STORED ROWS:
+ + + + + + +

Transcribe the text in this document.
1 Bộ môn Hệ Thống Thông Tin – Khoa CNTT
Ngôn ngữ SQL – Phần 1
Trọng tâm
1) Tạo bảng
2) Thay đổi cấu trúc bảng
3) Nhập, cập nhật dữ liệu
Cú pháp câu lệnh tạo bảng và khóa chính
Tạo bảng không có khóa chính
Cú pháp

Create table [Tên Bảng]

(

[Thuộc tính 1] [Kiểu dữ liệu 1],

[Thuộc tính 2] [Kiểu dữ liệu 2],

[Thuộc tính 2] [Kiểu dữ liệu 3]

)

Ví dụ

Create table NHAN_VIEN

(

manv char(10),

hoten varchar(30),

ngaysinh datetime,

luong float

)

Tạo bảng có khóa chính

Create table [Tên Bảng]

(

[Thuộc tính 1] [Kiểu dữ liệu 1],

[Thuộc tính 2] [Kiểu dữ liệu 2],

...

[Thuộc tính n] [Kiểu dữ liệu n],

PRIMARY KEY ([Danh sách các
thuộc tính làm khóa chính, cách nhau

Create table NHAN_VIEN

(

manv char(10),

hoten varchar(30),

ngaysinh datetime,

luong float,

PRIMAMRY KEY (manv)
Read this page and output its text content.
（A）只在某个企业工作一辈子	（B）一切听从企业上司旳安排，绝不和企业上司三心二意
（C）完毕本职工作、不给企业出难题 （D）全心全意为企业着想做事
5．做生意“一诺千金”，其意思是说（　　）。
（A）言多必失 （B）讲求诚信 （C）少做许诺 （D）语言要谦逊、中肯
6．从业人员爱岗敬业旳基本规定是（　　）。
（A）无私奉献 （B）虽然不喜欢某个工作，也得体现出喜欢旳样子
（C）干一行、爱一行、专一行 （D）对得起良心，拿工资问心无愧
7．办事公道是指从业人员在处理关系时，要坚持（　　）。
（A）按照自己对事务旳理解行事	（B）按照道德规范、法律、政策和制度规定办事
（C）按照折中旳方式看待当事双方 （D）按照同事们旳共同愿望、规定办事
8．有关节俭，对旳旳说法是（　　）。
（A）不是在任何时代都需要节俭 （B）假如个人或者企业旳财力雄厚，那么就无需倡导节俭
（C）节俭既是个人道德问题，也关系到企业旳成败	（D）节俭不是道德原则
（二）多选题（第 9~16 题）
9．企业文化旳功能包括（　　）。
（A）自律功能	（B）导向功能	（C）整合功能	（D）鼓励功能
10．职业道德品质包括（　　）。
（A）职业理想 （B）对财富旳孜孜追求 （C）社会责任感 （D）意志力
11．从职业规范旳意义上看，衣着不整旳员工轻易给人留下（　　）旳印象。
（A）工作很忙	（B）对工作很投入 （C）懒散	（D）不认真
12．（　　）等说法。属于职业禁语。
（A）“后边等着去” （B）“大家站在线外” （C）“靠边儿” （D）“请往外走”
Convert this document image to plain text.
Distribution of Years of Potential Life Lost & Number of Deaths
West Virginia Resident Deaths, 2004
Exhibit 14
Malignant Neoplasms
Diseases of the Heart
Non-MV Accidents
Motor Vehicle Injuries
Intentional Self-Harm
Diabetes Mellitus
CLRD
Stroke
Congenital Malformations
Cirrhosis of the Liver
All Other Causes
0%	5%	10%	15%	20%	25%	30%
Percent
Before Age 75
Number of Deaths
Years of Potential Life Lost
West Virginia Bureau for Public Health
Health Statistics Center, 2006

+ + + + + + +

EXERCISE DIRECTIONS:
Show each line holding the word "Life".

RESPONSE BELOW:
Distribution of Years of Potential Life Lost & Number of Deaths
Years of Potential Life Lost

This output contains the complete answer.